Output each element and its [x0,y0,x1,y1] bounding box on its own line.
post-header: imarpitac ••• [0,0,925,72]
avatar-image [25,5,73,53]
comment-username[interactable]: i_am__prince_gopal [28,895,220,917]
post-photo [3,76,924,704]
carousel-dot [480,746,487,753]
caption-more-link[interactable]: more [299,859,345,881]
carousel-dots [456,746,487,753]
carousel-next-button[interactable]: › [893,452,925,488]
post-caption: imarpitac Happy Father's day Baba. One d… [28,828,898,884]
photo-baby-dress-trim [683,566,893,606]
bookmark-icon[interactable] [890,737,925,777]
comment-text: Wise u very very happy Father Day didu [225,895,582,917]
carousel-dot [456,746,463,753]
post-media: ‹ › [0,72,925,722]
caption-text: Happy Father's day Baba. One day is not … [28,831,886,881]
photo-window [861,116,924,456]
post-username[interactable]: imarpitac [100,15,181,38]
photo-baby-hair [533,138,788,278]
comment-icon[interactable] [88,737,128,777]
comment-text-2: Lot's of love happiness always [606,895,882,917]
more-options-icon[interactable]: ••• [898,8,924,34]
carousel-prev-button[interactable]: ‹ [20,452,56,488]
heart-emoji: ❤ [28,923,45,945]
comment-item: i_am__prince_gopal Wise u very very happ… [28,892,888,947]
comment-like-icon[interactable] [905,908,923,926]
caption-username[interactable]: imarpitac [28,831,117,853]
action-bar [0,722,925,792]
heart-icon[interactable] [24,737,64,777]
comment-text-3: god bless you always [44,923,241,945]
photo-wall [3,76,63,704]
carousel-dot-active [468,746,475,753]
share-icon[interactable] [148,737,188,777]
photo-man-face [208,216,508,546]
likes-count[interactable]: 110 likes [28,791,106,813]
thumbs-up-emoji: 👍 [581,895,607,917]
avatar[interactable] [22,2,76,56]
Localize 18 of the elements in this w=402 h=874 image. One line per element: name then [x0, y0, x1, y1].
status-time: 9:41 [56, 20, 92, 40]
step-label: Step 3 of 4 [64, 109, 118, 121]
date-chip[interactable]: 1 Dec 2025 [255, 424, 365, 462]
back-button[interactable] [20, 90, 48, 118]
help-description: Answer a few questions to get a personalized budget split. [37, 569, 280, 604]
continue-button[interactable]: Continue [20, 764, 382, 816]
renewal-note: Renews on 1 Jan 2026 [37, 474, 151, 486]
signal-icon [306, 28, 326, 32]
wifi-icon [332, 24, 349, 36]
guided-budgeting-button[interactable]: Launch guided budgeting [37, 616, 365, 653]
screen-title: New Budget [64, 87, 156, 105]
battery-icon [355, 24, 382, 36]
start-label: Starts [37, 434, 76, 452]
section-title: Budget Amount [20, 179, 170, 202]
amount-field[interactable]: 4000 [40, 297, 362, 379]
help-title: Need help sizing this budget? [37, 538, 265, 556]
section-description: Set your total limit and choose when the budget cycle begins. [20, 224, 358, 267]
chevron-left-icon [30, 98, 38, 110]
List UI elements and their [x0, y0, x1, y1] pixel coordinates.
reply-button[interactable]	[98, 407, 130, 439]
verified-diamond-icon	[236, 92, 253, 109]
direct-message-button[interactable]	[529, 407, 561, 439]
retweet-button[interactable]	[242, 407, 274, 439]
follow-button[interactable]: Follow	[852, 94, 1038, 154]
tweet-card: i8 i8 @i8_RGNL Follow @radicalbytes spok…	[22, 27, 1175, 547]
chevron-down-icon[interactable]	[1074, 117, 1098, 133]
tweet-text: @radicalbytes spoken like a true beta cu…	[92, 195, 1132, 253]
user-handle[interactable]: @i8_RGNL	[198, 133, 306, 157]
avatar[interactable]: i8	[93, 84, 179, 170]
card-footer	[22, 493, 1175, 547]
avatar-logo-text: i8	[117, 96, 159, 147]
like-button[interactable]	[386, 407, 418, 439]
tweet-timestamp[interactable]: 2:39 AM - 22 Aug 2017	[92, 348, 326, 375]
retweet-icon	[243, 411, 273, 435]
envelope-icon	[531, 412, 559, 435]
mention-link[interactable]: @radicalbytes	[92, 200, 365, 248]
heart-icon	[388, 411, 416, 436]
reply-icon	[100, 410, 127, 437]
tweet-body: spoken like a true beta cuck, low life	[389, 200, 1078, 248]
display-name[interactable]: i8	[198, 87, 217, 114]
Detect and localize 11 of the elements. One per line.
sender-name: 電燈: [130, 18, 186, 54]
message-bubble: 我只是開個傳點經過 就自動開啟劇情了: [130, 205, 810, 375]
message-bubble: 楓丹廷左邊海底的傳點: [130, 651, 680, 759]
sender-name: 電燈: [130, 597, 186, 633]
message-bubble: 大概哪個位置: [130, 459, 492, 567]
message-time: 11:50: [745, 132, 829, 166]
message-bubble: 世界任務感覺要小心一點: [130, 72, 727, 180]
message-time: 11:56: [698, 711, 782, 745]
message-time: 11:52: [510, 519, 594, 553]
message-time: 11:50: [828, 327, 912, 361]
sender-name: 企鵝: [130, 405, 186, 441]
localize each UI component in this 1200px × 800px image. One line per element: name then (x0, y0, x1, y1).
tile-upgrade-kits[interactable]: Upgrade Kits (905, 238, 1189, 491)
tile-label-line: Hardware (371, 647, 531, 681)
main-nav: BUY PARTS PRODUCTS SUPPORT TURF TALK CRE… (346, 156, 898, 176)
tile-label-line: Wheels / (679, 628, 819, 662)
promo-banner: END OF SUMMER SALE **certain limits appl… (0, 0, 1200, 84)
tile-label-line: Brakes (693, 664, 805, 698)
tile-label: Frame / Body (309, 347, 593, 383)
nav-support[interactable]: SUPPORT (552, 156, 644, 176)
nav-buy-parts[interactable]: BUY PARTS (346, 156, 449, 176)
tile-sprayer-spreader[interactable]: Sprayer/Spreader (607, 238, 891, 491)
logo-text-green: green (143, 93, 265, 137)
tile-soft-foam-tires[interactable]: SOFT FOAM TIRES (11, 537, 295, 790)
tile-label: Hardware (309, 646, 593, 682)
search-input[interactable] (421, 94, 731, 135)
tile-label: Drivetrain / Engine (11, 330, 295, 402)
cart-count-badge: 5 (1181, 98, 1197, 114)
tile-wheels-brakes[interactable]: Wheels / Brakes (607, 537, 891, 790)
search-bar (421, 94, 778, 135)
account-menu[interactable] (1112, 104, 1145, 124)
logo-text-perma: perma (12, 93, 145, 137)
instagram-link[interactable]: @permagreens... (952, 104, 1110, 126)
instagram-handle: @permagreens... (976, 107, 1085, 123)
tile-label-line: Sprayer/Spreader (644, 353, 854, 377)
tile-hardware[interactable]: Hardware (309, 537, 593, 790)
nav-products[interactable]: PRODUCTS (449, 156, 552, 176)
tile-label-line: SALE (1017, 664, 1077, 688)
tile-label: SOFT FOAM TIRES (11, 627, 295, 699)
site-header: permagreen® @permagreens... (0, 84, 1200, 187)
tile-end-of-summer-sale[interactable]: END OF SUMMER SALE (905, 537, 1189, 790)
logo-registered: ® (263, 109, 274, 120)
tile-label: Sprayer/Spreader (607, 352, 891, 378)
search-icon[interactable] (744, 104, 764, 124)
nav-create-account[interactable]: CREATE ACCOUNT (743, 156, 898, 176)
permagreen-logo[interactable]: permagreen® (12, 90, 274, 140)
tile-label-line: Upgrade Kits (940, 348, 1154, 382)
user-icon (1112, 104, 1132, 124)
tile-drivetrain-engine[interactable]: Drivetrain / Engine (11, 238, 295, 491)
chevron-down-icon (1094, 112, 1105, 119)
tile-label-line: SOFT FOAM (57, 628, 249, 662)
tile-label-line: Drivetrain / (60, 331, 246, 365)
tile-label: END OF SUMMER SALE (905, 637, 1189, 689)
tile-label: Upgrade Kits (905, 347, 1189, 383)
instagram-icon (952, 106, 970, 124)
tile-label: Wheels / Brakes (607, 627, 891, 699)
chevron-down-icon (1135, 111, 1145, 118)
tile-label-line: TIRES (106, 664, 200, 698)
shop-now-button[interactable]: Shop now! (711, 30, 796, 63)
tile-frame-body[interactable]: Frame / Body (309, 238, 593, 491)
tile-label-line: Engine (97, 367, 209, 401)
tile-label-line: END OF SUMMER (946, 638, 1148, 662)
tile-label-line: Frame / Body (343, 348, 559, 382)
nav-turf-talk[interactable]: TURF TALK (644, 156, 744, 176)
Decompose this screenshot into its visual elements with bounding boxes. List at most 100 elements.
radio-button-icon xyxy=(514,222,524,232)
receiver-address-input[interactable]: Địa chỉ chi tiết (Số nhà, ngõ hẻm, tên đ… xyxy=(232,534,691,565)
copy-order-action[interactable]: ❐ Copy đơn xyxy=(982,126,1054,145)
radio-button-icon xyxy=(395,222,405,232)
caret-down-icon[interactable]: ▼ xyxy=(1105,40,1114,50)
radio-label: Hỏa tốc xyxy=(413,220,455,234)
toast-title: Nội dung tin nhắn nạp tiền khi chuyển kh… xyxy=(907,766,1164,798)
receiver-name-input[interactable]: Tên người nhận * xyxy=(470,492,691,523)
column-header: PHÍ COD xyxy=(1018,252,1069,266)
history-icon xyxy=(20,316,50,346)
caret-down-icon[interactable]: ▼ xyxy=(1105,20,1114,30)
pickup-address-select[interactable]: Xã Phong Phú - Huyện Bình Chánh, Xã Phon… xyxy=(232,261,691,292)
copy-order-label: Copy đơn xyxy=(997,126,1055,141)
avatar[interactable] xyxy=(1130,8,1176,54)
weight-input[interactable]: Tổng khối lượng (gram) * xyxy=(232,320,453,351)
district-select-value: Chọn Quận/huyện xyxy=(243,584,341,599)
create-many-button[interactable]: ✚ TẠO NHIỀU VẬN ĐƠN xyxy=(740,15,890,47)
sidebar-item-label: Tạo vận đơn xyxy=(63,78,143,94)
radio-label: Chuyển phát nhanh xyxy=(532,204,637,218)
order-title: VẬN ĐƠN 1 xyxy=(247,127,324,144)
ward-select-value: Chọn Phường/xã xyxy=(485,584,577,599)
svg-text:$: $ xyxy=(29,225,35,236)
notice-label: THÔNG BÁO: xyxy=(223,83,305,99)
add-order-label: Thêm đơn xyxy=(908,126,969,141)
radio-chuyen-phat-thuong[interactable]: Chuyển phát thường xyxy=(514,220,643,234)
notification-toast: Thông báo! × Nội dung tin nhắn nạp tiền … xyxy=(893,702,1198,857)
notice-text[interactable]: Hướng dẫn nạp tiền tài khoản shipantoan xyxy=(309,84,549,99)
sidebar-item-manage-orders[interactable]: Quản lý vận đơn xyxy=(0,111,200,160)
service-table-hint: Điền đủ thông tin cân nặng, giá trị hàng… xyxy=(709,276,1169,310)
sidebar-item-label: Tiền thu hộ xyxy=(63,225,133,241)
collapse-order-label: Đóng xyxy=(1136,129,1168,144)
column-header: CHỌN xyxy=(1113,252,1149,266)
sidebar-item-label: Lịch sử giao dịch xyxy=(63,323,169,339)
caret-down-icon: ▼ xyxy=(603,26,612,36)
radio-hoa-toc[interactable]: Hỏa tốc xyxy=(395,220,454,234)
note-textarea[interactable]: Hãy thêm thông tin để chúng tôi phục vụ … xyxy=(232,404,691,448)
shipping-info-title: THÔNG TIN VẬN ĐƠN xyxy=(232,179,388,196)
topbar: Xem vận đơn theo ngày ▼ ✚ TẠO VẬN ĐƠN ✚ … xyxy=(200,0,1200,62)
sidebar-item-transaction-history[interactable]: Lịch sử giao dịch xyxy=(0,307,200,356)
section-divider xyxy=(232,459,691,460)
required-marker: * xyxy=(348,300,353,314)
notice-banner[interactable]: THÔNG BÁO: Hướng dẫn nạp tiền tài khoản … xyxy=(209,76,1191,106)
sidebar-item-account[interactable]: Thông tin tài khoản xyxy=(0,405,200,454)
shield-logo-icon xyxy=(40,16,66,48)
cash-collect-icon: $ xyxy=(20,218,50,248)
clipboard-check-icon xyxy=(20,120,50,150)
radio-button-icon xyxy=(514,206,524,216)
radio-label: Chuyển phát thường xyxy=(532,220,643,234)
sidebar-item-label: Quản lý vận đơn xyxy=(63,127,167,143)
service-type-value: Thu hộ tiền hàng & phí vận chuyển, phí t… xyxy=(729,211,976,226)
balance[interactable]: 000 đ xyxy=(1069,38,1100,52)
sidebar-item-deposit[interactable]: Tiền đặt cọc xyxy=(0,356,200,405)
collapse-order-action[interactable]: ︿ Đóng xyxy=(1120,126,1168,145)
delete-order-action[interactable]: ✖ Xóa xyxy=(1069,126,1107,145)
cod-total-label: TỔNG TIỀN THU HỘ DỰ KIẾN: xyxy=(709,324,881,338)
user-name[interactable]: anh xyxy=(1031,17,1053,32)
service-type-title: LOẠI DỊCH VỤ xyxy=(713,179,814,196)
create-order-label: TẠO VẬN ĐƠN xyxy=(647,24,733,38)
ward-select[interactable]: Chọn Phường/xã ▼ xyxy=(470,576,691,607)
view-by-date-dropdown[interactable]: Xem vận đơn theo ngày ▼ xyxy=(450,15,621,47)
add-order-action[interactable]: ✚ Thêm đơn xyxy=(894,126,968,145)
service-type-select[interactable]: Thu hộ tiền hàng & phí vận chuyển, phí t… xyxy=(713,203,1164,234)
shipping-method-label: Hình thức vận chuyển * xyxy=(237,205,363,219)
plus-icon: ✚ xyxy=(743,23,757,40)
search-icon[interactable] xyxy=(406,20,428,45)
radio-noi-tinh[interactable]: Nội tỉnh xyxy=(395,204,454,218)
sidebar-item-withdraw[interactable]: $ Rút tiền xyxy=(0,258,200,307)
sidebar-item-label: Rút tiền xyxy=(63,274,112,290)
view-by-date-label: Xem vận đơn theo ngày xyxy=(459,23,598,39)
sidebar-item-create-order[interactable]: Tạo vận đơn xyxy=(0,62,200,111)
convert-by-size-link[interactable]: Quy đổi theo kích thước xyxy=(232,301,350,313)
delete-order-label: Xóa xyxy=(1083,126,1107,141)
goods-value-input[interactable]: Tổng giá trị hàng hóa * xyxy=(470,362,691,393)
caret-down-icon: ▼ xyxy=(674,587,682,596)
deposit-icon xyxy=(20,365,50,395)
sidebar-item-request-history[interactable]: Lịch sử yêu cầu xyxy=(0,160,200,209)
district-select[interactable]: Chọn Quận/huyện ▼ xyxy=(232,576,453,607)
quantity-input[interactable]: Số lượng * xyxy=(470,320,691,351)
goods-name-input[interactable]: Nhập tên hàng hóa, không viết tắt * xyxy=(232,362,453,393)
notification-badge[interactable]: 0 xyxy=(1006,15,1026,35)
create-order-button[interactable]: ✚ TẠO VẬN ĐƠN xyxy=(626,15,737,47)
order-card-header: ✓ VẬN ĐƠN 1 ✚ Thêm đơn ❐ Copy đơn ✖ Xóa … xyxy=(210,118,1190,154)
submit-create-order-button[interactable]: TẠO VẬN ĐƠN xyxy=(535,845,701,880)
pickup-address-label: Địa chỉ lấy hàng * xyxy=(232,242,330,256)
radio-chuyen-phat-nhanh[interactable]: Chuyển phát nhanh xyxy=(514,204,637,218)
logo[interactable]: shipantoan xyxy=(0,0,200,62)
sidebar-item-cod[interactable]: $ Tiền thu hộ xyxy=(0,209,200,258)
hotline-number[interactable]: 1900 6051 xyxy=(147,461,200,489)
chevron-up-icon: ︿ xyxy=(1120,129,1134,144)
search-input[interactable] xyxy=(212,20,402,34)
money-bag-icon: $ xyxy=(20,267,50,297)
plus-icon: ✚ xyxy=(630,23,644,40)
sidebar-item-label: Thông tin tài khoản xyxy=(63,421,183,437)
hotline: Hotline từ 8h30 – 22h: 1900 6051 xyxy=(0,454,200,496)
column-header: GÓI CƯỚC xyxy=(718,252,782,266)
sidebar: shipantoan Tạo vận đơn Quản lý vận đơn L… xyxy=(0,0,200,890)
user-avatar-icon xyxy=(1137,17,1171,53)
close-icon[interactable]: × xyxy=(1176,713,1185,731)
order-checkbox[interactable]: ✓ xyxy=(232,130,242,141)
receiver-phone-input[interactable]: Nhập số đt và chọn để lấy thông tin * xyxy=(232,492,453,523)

Required task: Copy the records from the start through the line containing "action-bar [0,722,925,792]", swapping "Baba" for "Papa" and keeping everything else the same.

Correct output:
Output each element and its [x0,y0,x1,y1] bounding box on its own line.
post-header: imarpitac ••• [0,0,925,72]
avatar-image [25,5,73,53]
comment-username[interactable]: i_am__prince_gopal [28,895,220,917]
post-photo [3,76,924,704]
carousel-dot [480,746,487,753]
caption-more-link[interactable]: more [299,859,345,881]
carousel-dots [456,746,487,753]
carousel-next-button[interactable]: › [893,452,925,488]
post-caption: imarpitac Happy Father's day Papa. One d… [28,828,898,884]
photo-baby-dress-trim [683,566,893,606]
bookmark-icon[interactable] [890,737,925,777]
comment-text: Wise u very very happy Father Day didu [225,895,582,917]
carousel-dot [456,746,463,753]
post-media: ‹ › [0,72,925,722]
caption-text: Happy Father's day Papa. One day is not … [28,831,886,881]
photo-window [861,116,924,456]
post-username[interactable]: imarpitac [100,15,181,38]
photo-baby-hair [533,138,788,278]
comment-icon[interactable] [88,737,128,777]
comment-text-2: Lot's of love happiness always [606,895,882,917]
more-options-icon[interactable]: ••• [898,8,924,34]
carousel-prev-button[interactable]: ‹ [20,452,56,488]
heart-emoji: ❤ [28,923,45,945]
comment-item: i_am__prince_gopal Wise u very very happ… [28,892,888,947]
comment-like-icon[interactable] [905,908,923,926]
caption-username[interactable]: imarpitac [28,831,117,853]
action-bar [0,722,925,792]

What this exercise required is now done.